*DATA PROVIDED*:
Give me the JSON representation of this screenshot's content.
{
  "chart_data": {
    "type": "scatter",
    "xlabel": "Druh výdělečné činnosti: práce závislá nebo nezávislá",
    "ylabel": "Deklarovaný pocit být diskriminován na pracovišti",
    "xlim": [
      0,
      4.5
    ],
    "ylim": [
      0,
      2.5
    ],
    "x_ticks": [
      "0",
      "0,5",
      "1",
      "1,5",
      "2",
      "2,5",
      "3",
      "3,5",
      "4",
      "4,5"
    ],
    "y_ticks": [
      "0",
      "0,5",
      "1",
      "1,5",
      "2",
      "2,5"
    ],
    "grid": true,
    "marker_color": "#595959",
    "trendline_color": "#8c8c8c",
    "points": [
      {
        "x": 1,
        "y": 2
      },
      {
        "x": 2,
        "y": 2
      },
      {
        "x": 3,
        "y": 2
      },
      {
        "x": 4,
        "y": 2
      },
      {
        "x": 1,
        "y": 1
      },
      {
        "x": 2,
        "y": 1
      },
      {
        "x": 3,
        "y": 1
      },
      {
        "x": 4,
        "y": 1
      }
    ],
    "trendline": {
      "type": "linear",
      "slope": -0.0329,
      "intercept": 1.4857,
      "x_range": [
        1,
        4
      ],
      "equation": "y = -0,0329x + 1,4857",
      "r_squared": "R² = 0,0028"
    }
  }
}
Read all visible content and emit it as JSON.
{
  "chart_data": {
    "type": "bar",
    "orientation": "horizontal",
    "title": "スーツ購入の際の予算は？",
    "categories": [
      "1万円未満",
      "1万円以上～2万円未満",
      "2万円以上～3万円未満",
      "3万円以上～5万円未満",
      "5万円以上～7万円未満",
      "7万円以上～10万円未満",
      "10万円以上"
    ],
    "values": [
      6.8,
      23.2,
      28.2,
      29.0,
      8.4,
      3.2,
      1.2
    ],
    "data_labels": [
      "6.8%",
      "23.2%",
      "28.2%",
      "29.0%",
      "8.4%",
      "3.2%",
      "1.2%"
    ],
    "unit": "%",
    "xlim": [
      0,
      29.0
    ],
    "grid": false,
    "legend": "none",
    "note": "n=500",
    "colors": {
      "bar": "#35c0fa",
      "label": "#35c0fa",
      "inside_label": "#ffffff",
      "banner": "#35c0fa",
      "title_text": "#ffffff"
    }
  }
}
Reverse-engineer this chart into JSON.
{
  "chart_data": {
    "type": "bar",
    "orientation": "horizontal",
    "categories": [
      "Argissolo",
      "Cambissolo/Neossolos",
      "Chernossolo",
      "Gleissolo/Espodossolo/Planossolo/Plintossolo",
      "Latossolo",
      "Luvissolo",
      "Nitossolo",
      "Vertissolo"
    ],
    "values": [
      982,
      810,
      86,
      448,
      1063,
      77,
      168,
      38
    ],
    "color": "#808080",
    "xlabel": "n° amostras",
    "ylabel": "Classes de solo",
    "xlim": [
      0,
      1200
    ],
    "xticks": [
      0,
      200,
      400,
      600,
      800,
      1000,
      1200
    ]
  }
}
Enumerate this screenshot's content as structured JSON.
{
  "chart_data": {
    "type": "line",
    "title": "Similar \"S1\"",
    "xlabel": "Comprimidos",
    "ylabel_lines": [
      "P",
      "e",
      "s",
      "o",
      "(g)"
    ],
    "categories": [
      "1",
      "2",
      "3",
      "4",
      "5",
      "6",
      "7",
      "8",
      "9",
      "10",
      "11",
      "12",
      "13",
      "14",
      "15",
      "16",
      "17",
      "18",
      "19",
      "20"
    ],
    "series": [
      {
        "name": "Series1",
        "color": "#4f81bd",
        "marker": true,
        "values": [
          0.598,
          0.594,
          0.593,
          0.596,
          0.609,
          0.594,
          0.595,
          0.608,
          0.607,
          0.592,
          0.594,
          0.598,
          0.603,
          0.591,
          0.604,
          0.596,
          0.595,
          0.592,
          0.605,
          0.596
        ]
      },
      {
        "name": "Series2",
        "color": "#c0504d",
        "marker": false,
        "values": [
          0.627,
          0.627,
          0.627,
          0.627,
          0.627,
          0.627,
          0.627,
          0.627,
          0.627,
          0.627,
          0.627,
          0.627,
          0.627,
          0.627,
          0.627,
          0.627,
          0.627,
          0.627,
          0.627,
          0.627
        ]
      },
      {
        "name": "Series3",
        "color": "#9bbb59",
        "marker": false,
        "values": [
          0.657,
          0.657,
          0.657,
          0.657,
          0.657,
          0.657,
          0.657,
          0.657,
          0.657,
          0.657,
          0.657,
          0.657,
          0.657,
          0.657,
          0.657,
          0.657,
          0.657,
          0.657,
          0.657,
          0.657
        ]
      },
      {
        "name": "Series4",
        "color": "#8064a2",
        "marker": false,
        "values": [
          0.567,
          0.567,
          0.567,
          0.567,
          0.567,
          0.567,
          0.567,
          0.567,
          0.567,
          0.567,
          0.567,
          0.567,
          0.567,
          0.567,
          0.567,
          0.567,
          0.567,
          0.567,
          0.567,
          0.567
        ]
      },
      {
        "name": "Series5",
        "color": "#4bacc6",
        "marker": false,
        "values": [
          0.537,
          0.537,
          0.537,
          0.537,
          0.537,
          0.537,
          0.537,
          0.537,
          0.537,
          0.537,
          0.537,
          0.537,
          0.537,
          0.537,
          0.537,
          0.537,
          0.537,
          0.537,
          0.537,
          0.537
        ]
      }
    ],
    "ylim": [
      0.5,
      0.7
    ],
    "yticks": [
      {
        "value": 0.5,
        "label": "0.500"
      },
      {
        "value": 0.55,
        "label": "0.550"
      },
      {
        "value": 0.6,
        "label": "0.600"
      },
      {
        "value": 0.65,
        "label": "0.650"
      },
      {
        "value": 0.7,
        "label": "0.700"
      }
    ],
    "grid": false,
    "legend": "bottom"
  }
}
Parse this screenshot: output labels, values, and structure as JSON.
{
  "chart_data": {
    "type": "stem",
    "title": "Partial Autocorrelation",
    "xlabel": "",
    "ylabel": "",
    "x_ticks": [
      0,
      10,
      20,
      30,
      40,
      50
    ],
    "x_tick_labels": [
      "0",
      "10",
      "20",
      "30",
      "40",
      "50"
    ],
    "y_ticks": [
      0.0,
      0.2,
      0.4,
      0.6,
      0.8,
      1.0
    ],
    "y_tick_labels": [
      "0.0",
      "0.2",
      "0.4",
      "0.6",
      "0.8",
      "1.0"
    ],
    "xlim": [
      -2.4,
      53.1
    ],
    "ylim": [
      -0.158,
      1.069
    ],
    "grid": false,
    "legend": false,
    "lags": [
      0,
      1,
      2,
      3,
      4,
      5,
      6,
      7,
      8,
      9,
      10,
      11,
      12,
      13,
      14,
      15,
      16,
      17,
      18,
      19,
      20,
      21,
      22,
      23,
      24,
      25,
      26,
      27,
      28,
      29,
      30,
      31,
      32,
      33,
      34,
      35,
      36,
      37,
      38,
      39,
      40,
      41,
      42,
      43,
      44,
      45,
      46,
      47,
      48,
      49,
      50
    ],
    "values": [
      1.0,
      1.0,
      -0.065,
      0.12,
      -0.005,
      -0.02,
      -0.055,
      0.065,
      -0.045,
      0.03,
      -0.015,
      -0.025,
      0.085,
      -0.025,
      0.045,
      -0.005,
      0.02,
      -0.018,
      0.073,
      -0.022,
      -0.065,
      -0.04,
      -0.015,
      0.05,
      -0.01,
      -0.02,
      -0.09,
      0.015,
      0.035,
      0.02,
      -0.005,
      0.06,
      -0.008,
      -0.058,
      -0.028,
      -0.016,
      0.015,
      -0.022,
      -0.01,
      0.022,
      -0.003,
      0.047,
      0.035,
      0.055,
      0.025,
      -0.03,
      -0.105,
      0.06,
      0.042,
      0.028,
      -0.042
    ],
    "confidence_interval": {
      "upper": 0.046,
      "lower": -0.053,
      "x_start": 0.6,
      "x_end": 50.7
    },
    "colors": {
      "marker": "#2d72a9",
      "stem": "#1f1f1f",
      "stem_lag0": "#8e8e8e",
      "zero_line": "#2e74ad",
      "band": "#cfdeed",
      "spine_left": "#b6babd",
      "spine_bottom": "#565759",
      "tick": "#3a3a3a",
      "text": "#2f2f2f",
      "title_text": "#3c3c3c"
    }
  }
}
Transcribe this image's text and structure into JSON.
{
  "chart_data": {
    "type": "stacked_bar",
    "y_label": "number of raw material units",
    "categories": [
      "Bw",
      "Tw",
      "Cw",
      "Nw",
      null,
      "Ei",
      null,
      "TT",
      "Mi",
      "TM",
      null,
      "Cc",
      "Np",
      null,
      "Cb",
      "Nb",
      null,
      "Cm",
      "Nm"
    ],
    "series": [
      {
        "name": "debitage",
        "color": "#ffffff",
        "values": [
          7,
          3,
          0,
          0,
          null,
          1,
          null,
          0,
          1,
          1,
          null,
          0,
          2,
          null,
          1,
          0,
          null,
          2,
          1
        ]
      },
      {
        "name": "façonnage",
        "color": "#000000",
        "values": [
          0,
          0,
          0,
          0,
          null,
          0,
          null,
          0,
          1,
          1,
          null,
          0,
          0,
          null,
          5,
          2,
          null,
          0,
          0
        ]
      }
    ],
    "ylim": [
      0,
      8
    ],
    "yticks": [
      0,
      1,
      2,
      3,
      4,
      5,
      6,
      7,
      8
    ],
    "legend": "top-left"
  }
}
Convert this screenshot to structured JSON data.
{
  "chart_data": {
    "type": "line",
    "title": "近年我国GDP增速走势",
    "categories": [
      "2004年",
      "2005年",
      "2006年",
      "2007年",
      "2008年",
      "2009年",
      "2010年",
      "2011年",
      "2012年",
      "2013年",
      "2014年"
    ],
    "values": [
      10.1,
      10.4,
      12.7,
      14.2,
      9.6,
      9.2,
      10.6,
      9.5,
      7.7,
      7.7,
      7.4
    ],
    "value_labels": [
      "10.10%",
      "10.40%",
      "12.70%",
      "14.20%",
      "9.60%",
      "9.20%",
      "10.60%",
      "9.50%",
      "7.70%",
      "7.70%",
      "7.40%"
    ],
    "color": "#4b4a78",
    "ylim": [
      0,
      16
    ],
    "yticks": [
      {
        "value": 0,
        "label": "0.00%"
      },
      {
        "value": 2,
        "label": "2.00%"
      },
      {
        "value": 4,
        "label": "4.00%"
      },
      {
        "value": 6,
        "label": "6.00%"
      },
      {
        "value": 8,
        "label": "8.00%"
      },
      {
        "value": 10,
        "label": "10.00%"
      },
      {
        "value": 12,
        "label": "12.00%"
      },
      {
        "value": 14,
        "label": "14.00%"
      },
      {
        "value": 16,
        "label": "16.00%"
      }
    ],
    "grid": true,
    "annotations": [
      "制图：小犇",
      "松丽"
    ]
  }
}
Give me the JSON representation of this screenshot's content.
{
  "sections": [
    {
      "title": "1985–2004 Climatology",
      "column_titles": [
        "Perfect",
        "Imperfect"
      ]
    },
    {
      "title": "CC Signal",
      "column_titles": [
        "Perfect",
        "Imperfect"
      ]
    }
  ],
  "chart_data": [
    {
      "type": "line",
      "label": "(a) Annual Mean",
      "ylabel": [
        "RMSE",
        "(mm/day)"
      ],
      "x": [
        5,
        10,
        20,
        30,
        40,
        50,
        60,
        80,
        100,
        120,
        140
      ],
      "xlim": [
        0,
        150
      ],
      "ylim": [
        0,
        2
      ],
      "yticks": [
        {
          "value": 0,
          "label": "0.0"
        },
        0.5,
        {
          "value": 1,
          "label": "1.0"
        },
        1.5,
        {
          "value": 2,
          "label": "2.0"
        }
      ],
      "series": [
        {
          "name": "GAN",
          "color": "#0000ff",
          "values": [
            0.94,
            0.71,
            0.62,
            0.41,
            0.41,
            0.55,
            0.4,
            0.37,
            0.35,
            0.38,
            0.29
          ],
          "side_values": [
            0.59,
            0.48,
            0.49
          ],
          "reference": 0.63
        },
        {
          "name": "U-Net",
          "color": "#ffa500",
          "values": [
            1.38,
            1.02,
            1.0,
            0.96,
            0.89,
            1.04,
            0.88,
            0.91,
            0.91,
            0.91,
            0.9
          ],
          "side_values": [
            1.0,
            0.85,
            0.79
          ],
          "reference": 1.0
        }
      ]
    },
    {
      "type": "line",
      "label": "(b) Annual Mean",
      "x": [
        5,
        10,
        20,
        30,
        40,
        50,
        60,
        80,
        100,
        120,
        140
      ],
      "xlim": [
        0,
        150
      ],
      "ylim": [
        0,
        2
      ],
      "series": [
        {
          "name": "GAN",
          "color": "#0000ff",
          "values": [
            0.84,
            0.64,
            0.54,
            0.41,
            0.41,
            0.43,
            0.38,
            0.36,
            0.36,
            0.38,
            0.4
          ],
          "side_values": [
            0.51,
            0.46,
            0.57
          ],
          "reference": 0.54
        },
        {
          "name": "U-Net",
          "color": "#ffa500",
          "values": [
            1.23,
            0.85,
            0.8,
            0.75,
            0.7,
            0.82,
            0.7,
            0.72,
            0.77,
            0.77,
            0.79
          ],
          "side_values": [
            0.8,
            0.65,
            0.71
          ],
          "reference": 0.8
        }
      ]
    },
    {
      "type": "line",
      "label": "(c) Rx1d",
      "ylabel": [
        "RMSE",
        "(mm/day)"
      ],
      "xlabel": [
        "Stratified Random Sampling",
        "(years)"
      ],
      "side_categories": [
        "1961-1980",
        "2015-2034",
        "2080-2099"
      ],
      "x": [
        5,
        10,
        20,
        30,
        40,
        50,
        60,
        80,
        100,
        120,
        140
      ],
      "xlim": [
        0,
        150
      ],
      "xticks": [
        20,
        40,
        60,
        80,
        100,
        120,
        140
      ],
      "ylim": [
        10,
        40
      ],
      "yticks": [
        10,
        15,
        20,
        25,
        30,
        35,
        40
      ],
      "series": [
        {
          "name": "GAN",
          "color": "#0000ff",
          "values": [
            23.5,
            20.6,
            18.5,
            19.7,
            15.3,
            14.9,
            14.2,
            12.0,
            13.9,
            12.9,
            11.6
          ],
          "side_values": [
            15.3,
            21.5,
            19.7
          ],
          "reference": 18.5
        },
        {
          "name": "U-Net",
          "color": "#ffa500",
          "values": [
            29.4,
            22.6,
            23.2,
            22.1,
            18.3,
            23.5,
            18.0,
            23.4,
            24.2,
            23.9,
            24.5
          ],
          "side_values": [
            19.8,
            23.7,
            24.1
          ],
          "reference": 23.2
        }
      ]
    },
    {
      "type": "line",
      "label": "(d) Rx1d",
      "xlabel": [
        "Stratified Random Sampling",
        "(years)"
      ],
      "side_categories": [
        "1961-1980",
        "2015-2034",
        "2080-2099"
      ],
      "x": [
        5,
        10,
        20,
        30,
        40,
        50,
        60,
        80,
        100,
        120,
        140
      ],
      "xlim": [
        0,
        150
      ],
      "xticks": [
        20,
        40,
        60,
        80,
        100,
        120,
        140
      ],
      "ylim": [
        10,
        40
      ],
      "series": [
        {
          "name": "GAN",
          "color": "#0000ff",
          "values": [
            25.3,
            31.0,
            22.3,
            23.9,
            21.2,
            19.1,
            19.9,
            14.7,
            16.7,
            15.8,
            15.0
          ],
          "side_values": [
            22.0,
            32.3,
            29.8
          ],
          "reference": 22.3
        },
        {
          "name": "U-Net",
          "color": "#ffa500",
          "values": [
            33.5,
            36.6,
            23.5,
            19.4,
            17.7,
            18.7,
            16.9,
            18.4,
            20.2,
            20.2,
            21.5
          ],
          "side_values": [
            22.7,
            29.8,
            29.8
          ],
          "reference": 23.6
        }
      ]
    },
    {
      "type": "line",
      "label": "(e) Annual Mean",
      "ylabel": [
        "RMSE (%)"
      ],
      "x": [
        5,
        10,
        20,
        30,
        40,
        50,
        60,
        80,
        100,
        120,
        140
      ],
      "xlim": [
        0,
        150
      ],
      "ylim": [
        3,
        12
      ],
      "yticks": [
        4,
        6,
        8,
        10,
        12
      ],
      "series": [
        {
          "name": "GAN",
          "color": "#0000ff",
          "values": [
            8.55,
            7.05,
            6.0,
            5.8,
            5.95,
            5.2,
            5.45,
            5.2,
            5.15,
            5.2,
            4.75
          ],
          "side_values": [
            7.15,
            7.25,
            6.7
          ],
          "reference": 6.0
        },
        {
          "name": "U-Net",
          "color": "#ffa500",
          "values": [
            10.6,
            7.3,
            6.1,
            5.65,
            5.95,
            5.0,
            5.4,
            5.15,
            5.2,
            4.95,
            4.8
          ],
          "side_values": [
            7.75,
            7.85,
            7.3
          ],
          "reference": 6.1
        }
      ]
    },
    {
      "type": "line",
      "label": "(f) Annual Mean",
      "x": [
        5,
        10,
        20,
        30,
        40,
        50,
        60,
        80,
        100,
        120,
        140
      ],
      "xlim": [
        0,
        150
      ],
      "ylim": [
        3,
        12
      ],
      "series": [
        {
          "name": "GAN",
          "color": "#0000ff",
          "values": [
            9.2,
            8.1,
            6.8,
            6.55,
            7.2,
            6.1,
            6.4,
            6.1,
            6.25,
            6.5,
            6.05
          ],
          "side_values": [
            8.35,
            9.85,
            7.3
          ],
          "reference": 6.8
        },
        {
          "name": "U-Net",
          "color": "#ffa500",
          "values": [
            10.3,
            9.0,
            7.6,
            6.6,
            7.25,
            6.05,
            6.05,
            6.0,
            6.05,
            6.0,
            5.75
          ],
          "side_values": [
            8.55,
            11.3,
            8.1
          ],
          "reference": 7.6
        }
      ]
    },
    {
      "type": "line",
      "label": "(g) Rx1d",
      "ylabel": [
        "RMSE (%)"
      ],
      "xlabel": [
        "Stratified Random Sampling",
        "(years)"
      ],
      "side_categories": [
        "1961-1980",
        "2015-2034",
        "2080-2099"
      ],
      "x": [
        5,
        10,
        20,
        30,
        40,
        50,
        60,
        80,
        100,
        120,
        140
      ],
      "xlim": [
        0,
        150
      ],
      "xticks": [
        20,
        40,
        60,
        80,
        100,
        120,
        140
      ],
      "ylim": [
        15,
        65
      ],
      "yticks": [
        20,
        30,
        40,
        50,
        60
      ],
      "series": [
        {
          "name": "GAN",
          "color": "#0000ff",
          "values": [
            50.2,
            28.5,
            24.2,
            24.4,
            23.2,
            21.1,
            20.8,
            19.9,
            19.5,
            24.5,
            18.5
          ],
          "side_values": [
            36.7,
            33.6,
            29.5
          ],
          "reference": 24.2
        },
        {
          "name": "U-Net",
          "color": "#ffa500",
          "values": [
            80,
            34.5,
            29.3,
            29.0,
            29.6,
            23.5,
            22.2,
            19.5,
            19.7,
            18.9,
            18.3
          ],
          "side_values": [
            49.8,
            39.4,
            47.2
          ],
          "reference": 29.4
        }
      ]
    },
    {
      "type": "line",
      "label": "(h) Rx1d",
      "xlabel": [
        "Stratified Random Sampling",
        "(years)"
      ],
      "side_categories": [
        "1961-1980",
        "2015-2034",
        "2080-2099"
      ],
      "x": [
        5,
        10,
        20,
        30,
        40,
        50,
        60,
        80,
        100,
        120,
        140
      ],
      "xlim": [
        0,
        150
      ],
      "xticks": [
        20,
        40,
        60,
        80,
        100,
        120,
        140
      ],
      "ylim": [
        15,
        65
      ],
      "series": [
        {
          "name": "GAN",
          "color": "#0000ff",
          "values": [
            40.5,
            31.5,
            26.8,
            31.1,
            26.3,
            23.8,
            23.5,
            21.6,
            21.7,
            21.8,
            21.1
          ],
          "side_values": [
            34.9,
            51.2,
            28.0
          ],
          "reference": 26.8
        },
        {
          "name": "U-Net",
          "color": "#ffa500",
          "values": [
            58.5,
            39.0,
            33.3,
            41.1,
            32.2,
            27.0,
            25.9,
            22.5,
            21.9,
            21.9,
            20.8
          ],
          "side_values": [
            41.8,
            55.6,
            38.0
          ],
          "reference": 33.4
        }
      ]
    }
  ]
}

*STATED PROBLEM*:
Scan the records above for the string "content", then select every line that holds it.

*WRITTEN ANSWER*:
Give me the JSON representation of this screenshot's content.
Read all visible content and emit it as JSON.
Enumerate this screenshot's content as structured JSON.
Give me the JSON representation of this screenshot's content.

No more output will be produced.